- What to work on
Whenever a line in the material below contains "Severe", copy that line.

+ + +

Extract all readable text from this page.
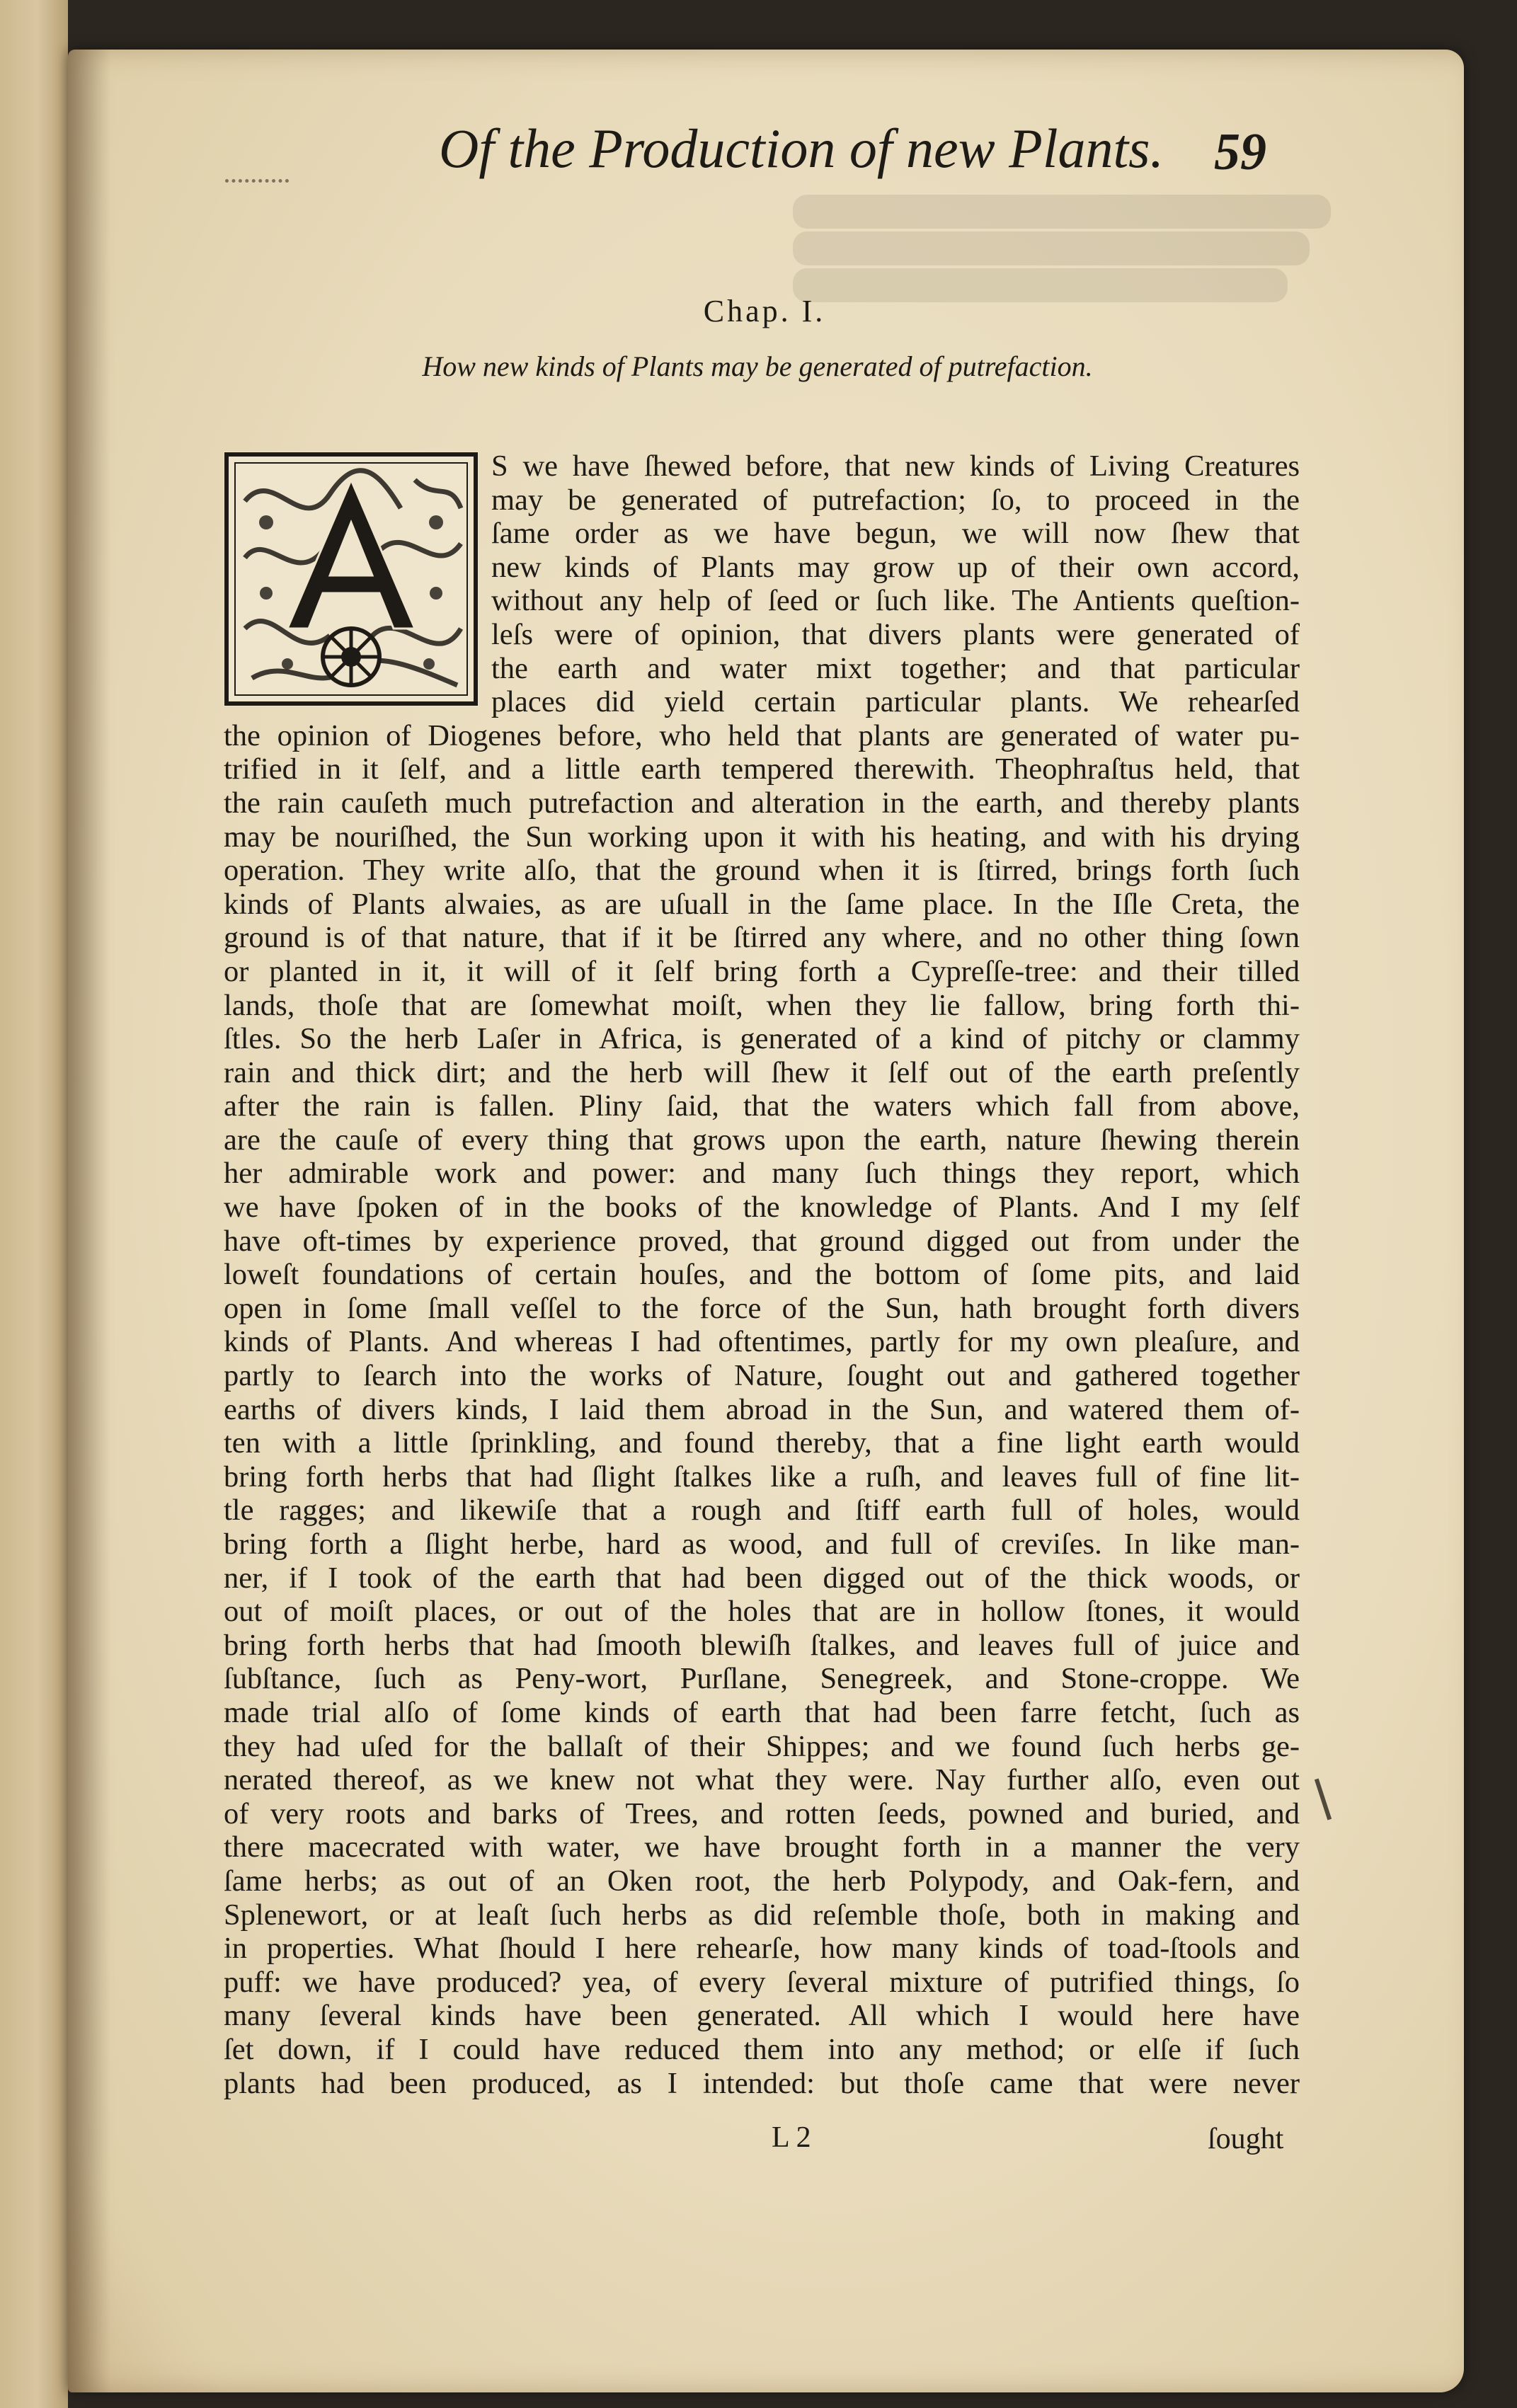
Of the Production of new Plants. 59
Chap. I.
How new kinds of Plants may be generated of putrefaction.
S we have ſhewed before, that new kinds of Living Creatures
may be generated of putrefaction; ſo, to proceed in the
ſame order as we have begun, we will now ſhew that
new kinds of Plants may grow up of their own accord,
without any help of ſeed or ſuch like. The Antients queſtion-
leſs were of opinion, that divers plants were generated of
the earth and water mixt together; and that particular
places did yield certain particular plants. We rehearſed
the opinion of Diogenes before, who held that plants are generated of water pu-
trified in it ſelf, and a little earth tempered therewith. Theophraſtus held, that
the rain cauſeth much putrefaction and alteration in the earth, and thereby plants
may be nouriſhed, the Sun working upon it with his heating, and with his drying
operation. They write alſo, that the ground when it is ſtirred, brings forth ſuch
kinds of Plants alwaies, as are uſuall in the ſame place. In the Iſle Creta, the
ground is of that nature, that if it be ſtirred any where, and no other thing ſown
or planted in it, it will of it ſelf bring forth a Cypreſſe-tree: and their tilled
lands, thoſe that are ſomewhat moiſt, when they lie fallow, bring forth thi-
ſtles. So the herb Laſer in Africa, is generated of a kind of pitchy or clammy
rain and thick dirt; and the herb will ſhew it ſelf out of the earth preſently
after the rain is fallen. Pliny ſaid, that the waters which fall from above,
are the cauſe of every thing that grows upon the earth, nature ſhewing therein
her admirable work and power: and many ſuch things they report, which
we have ſpoken of in the books of the knowledge of Plants. And I my ſelf
have oft-times by experience proved, that ground digged out from under the
loweſt foundations of certain houſes, and the bottom of ſome pits, and laid
open in ſome ſmall veſſel to the force of the Sun, hath brought forth divers
kinds of Plants. And whereas I had oftentimes, partly for my own pleaſure, and
partly to ſearch into the works of Nature, ſought out and gathered together
earths of divers kinds, I laid them abroad in the Sun, and watered them of-
ten with a little ſprinkling, and found thereby, that a fine light earth would
bring forth herbs that had ſlight ſtalkes like a ruſh, and leaves full of fine lit-
tle ragges; and likewiſe that a rough and ſtiff earth full of holes, would
bring forth a ſlight herbe, hard as wood, and full of creviſes. In like man-
ner, if I took of the earth that had been digged out of the thick woods, or
out of moiſt places, or out of the holes that are in hollow ſtones, it would
bring forth herbs that had ſmooth blewiſh ſtalkes, and leaves full of juice and
ſubſtance, ſuch as Peny-wort, Purſlane, Senegreek, and Stone-croppe. We
made trial alſo of ſome kinds of earth that had been farre fetcht, ſuch as
they had uſed for the ballaſt of their Shippes; and we found ſuch herbs ge-
nerated thereof, as we knew not what they were. Nay further alſo, even out
of very roots and barks of Trees, and rotten ſeeds, powned and buried, and
there macecrated with water, we have brought forth in a manner the very
ſame herbs; as out of an Oken root, the herb Polypody, and Oak-fern, and
Splenewort, or at leaſt ſuch herbs as did reſemble thoſe, both in making and
in properties. What ſhould I here rehearſe, how many kinds of toad-ſtools and
puff: we have produced? yea, of every ſeveral mixture of putrified things, ſo
many ſeveral kinds have been generated. All which I would here have
ſet down, if I could have reduced them into any method; or elſe if ſuch
plants had been produced, as I intended: but thoſe came that were never
L 2	ſought
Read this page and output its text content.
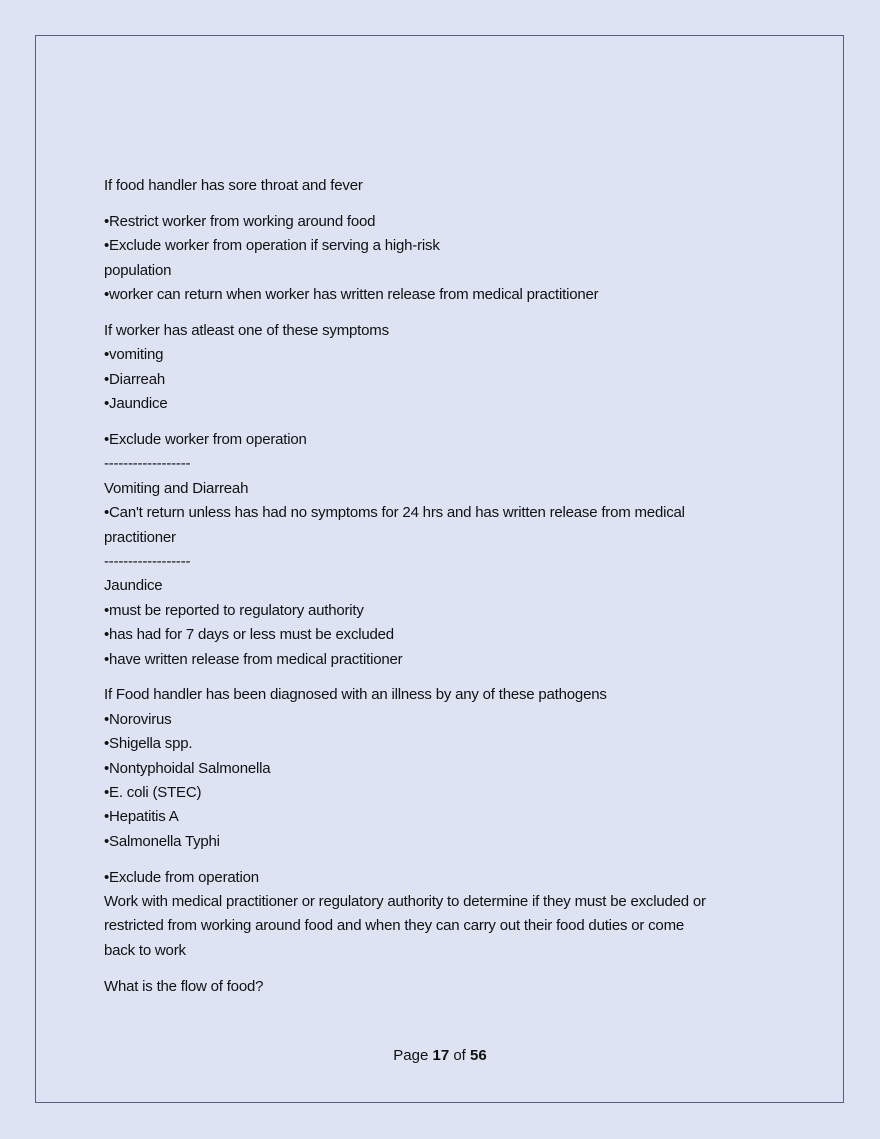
If food handler has sore throat and fever
•Restrict worker from working around food
•Exclude worker from operation if serving a high-risk
population
•worker can return when worker has written release from medical practitioner
If worker has atleast one of these symptoms
•vomiting
•Diarreah
•Jaundice
•Exclude worker from operation
------------------
Vomiting and Diarreah
•Can't return unless has had no symptoms for 24 hrs and has written release from medical
practitioner
------------------
Jaundice
•must be reported to regulatory authority
•has had for 7 days or less must be excluded
•have written release from medical practitioner
If Food handler has been diagnosed with an illness by any of these pathogens
•Norovirus
•Shigella spp.
•Nontyphoidal Salmonella
•E. coli (STEC)
•Hepatitis A
•Salmonella Typhi
•Exclude from operation
Work with medical practitioner or regulatory authority to determine if they must be excluded or
restricted from working around food and when they can carry out their food duties or come
back to work
What is the flow of food?
Page 17 of 56
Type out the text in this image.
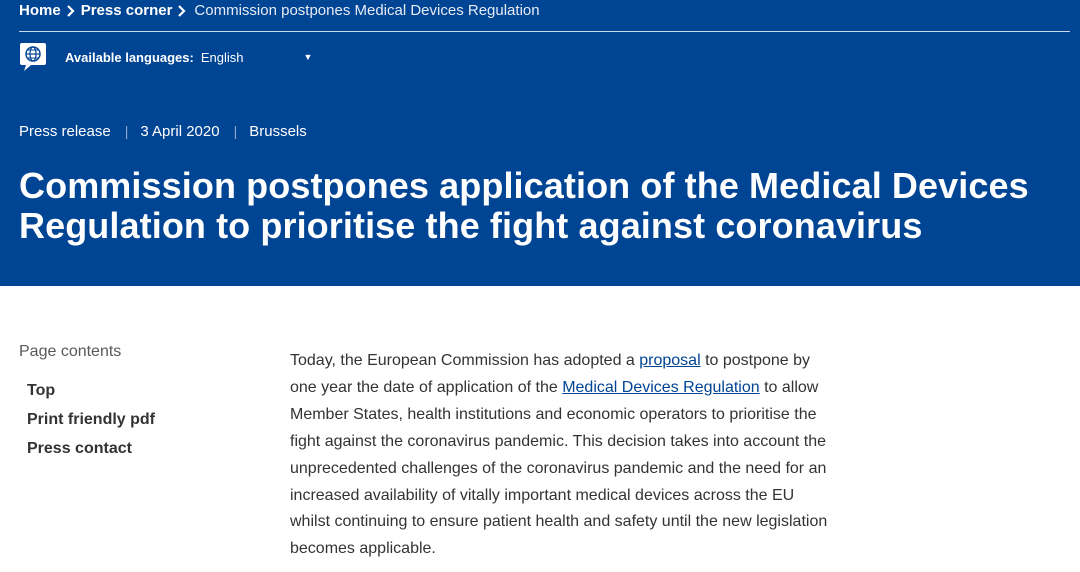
Home Press corner Commission postpones Medical Devices Regulation
Available languages: English	▼
Press release | 3 April 2020 | Brussels
Commission postpones application of the Medical Devices Regulation to prioritise the fight against coronavirus
Page contents
Top
Print friendly pdf
Press contact

Today, the European Commission has adopted a proposal to postpone by one year the date of application of the Medical Devices Regulation to allow Member States, health institutions and economic operators to prioritise the fight against the coronavirus pandemic. This decision takes into account the unprecedented challenges of the coronavirus pandemic and the need for an increased availability of vitally important medical devices across the EU whilst continuing to ensure patient health and safety until the new legislation becomes applicable.
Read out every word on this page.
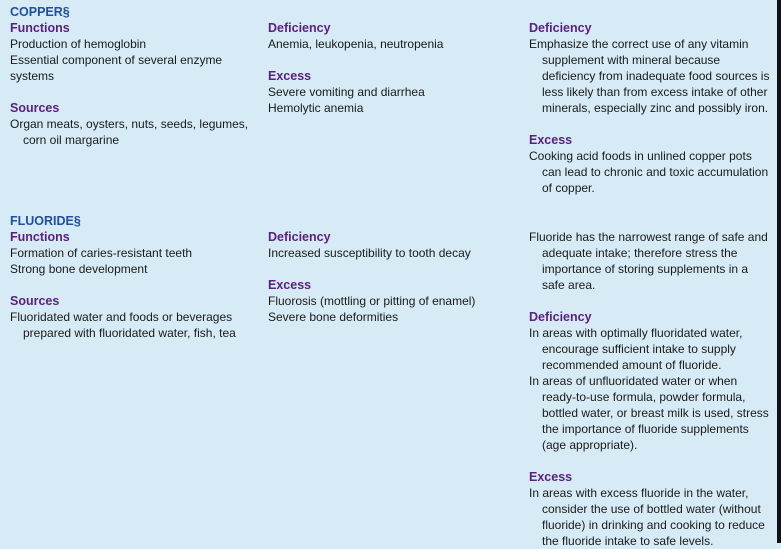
COPPER§

Functions

Production of hemoglobin

Essential component of several enzyme systems

Sources

Organ meats, oysters, nuts, seeds, legumes, corn oil margarine

Deficiency

Anemia, leukopenia, neutropenia

Excess

Severe vomiting and diarrhea

Hemolytic anemia

Deficiency

Emphasize the correct use of any vitamin supplement with mineral because deficiency from inadequate food sources is less likely than from excess intake of other minerals, especially zinc and possibly iron.

Excess

Cooking acid foods in unlined copper pots can lead to chronic and toxic accumulation of copper.

FLUORIDE§

Functions

Formation of caries-resistant teeth

Strong bone development

Sources

Fluoridated water and foods or beverages prepared with fluoridated water, fish, tea

Deficiency

Increased susceptibility to tooth decay

Excess

Fluorosis (mottling or pitting of enamel)

Severe bone deformities

Fluoride has the narrowest range of safe and adequate intake; therefore stress the importance of storing supplements in a safe area.

Deficiency

In areas with optimally fluoridated water, encourage sufficient intake to supply recommended amount of fluoride.

In areas of unfluoridated water or when ready-to-use formula, powder formula, bottled water, or breast milk is used, stress the importance of fluoride supplements (age appropriate).

Excess

In areas with excess fluoride in the water, consider the use of bottled water (without fluoride) in drinking and cooking to reduce the fluoride intake to safe levels.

+ + +

- Task solution
Severe vomiting and diarrhea
Severe bone deformities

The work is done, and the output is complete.